#### JOB
Go through the data below. List every line that holds the word "valitudinem".

#### Data records
▬▬▬
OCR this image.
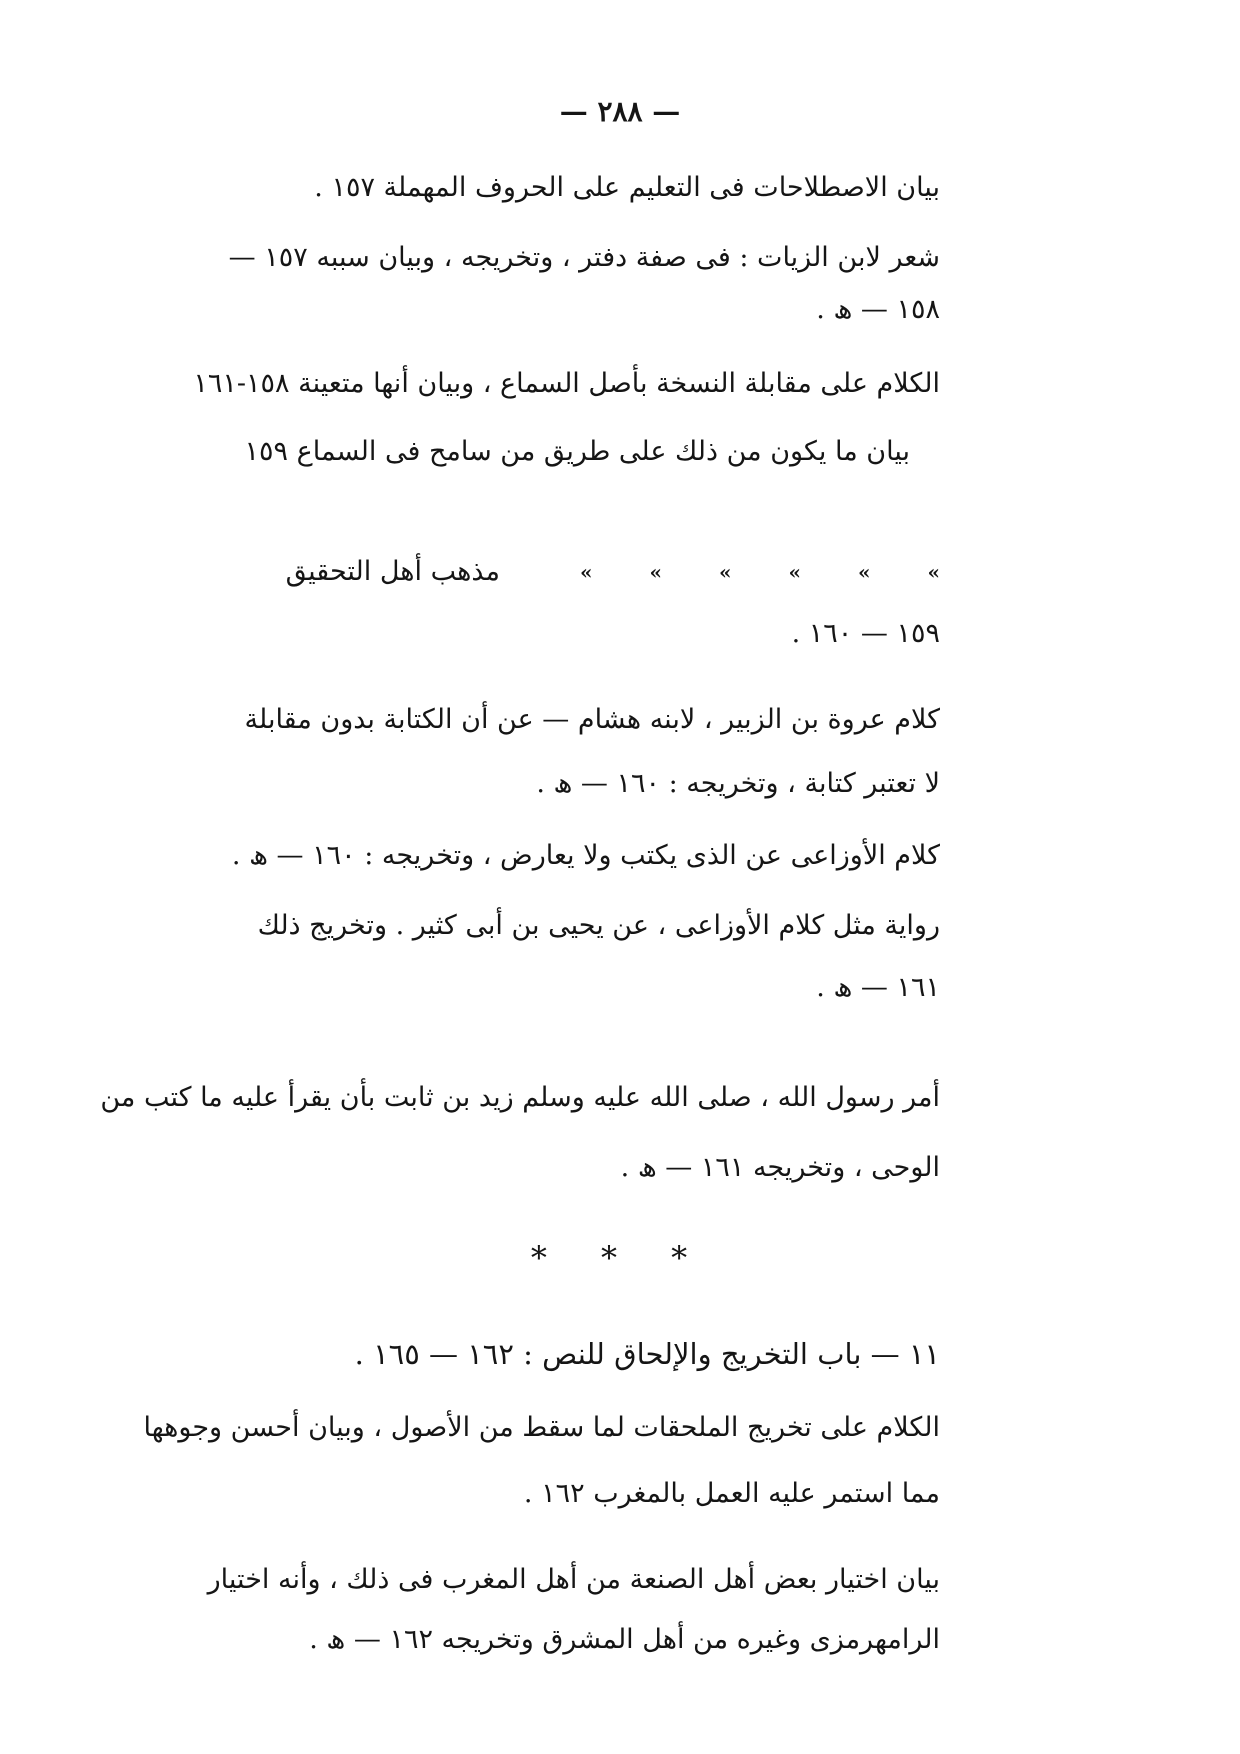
— ٢٨٨ —
بيان الاصطلاحات فى التعليم على الحروف المهملة ١٥٧ .
شعر لابن الزيات : فى صفة دفتر ، وتخريجه ، وبيان سببه ١٥٧ —
١٥٨ — ھ .
الكلام على مقابلة النسخة بأصل السماع ، وبيان أنها متعينة ١٥٨-١٦١
بيان ما يكون من ذلك على طريق من سامح فى السماع ١٥٩
»	»	»	»	»	»
مذهب أهل التحقيق
١٥٩ — ١٦٠ .
كلام عروة بن الزبير ، لابنه هشام — عن أن الكتابة بدون مقابلة
لا تعتبر كتابة ، وتخريجه : ١٦٠ — ھ .
كلام الأوزاعى عن الذى يكتب ولا يعارض ، وتخريجه : ١٦٠ — ھ .
رواية مثل كلام الأوزاعى ، عن يحيى بن أبى كثير . وتخريج ذلك
١٦١ — ھ .
أمر رسول الله ، صلى الله عليه وسلم زيد بن ثابت بأن يقرأ عليه ما كتب من
الوحى ، وتخريجه ١٦١ — ھ .
* * *
١١ — باب التخريج والإلحاق للنص : ١٦٢ — ١٦٥ .
الكلام على تخريج الملحقات لما سقط من الأصول ، وبيان أحسن وجوهها
مما استمر عليه العمل بالمغرب ١٦٢ .
بيان اختيار بعض أهل الصنعة من أهل المغرب فى ذلك ، وأنه اختيار
الرامهرمزى وغيره من أهل المشرق وتخريجه ١٦٢ — ھ .
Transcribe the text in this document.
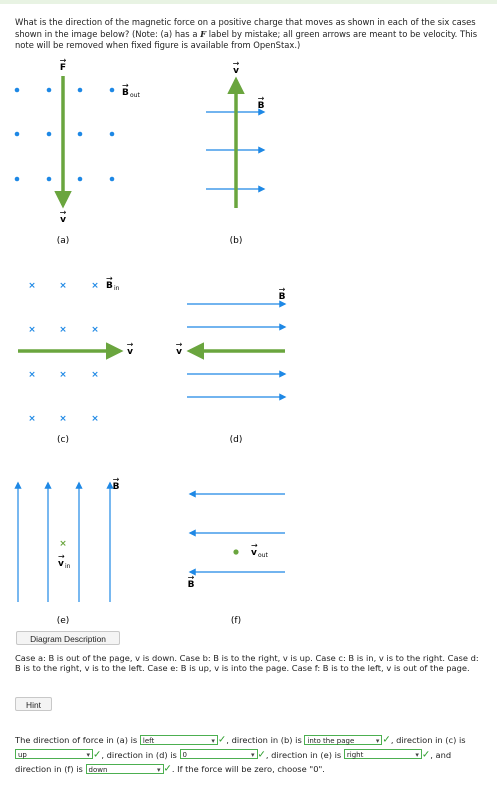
What is the direction of the magnetic force on a positive charge that moves as shown in each of the six cases shown in the image below? (Note: (a) has a F label by mistake; all green arrows are meant to be velocity. This note will be removed when fixed figure is available from OpenStax.)
F
→
v
→
B
→
out
(a)
v
→
B
→
(b)
×	×	×
×	×	×
×	×	×
×	×	×
v
→
B
→
in
(c)
v
→
B
→
(d)
×
v
→
in
B
→
(e)
v
→
out
B
→
(f)
Diagram Description
Case a: B is out of the page, v is down. Case b: B is to the right, v is up. Case c: B is in, v is to the right. Case d: B is to the right, v is to the left. Case e: B is up, v is into the page. Case f: B is to the left, v is out of the page.
Hint
The direction of force in (a) is left	▾ ✓, direction in (b) is into the page	▾ ✓, direction in (c) is up	▾ ✓, direction in (d) is 0	▾ ✓, direction in (e) is right	▾ ✓, and direction in (f) is down	▾ ✓. If the force will be zero, choose "0".
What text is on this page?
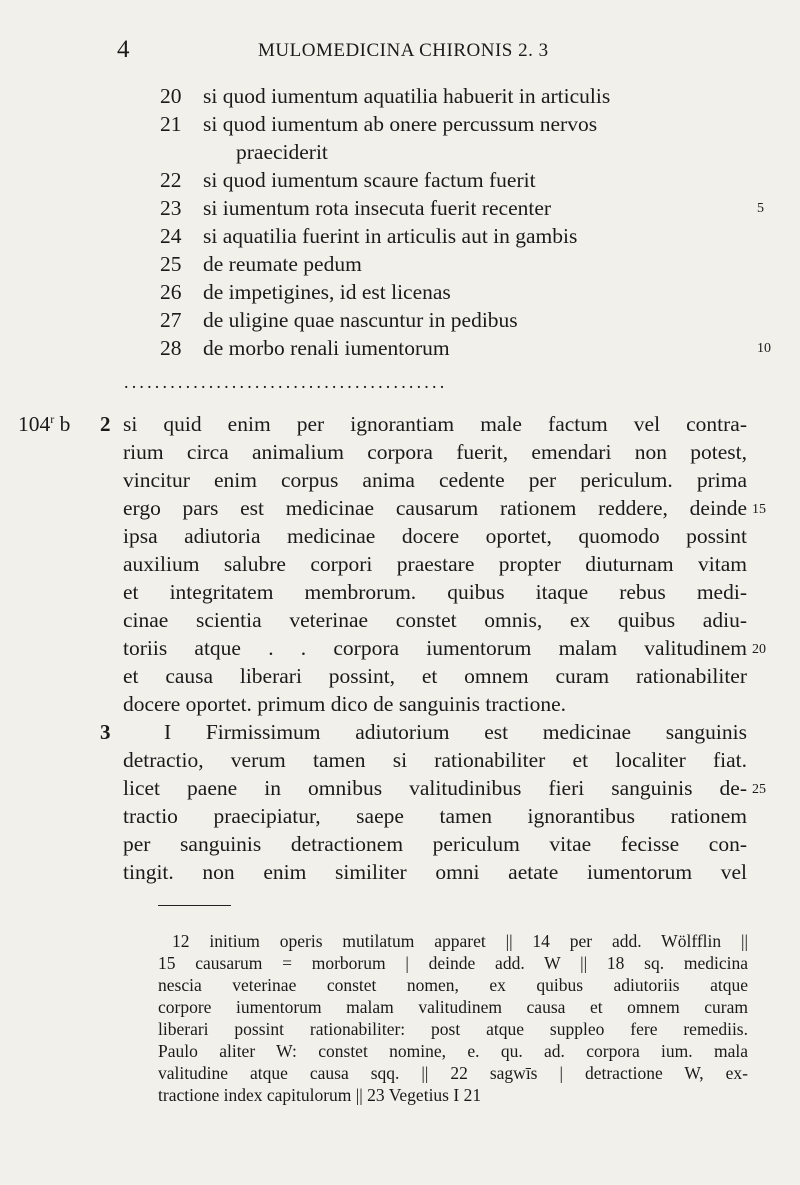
4	MULOMEDICINA CHIRONIS 2. 3
20 si quod iumentum aquatilia habuerit in articulis
21 si quod iumentum ab onere percussum nervos
praeciderit
22 si quod iumentum scaure factum fuerit
23 si iumentum rota insecuta fuerit recenter	5
24 si aquatilia fuerint in articulis aut in gambis
25 de reumate pedum
26 de impetigines, id est licenas
27 de uligine quae nascuntur in pedibus
28 de morbo renali iumentorum	10
..........................................
104$^r$ b 2 si quid enim per ignorantiam male factum vel contra-
rium circa animalium corpora fuerit, emendari non potest,
vincitur enim corpus anima cedente per periculum. prima
ergo pars est medicinae causarum rationem reddere, deinde 15
ipsa adiutoria medicinae docere oportet, quomodo possint
auxilium salubre corpori praestare propter diuturnam vitam
et integritatem membrorum. quibus itaque rebus medi-
cinae scientia veterinae constet omnis, ex quibus adiu-
toriis atque . . corpora iumentorum malam valitudinem 20
et causa liberari possint, et omnem curam rationabiliter
docere oportet. primum dico de sanguinis tractione.
3 I Firmissimum adiutorium est medicinae sanguinis
detractio, verum tamen si rationabiliter et localiter fiat.
licet paene in omnibus valitudinibus fieri sanguinis de- 25
tractio praecipiatur, saepe tamen ignorantibus rationem
per sanguinis detractionem periculum vitae fecisse con-
tingit. non enim similiter omni aetate iumentorum vel
12 initium operis mutilatum apparet || 14 per add. Wölfflin ||
15 causarum = morborum | deinde add. W || 18 sq. medicina
nescia veterinae constet nomen, ex quibus adiutoriis atque
corpore iumentorum malam valitudinem causa et omnem curam
liberari possint rationabiliter: post atque suppleo fere remediis.
Paulo aliter W: constet nomine, e. qu. ad. corpora ium. mala
valitudine atque causa sqq. || 22 sagwīs | detractione W, ex-
tractione index capitulorum || 23 Vegetius I 21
▬▬▬
#### THE RESPONSE
toriis atque . . corpora iumentorum malam valitudinem 20
corpore iumentorum malam valitudinem causa et omnem curam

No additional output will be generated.